> [EXCERPTED TEXT]:
══════════
Oh, how I wish I could go back in time and warn my high school senior self of all the hardship I would face at the University of Central Florida before I even applied.
What's really sad though, is that UCF was my dream school. I wanted nothing more back then than to get out of my small town and move to Orlando, work for Disney, and get my Statistics degree. It was going to be perfect. It, of course, wasn't.
I obviously got into UCF. My grades were pretty good, and I graduated from a collegiate high school with my Associate's degree. I was a good student with a passion for education and a bright future ahead of me.
I moved down to Orlando and into my on-campus dorm that summer. I enrolled in a full load of classes and booked an appointment with an academic advisor, per the school's orientation requirements. Cool, so a few days later I head to my advising appointment and meet with a "first-year advising counselor" who says she can't help me because I'm technically not a first-year student. Which is when everything with UCF started heading south.
══════════
> [INFORMATION SUPPLIED]:
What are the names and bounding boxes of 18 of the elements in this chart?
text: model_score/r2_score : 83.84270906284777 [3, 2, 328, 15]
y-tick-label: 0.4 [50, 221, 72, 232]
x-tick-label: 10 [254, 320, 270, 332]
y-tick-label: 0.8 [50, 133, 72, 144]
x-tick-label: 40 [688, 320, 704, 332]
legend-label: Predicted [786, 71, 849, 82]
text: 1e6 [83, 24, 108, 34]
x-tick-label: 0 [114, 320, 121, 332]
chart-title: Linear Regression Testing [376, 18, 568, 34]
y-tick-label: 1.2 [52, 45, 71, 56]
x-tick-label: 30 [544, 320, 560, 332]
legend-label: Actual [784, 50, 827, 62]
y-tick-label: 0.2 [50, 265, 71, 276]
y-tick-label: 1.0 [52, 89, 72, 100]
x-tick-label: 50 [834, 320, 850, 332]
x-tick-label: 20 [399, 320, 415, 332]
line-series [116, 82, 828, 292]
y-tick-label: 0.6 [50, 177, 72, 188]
══════════
> [TRY IT]: Please carry on the account of the writer's troubles at the University of Central Florida, picking up after its last sentence above.

> [RESPONSE TO THE TASK]:
Some context for you: technically I was a Junior at the time, but I applied and was accepted as a Freshman-- per my collegiate high school's advice. I actually had two years of college under my belt but had never been to "college" before. So my advising counselor told me to set up an advising appointment with my major-specific college.
UCF is a very, very large school-- one of the biggest in the country. So it's not uncommon for there to be different "headquarters," basically, for each department. So I set up an appointment online for a meeting with a Mathematical Science advisor the next week. When I arrived, I was told I couldn't be helped because I wasn't an accepted Statistics major yet. (Again, UCF is so big, not everyone gets into their degree programs. You declare a pre-major, and after taking half the courses for the major--and keeping your GPA above a certain amount--you then get accepted into your official major.). So I was told to schedule an appointment with First Year Advising-- WHICH WAS WHERE I HAD MY FIRST APPOINTMENT.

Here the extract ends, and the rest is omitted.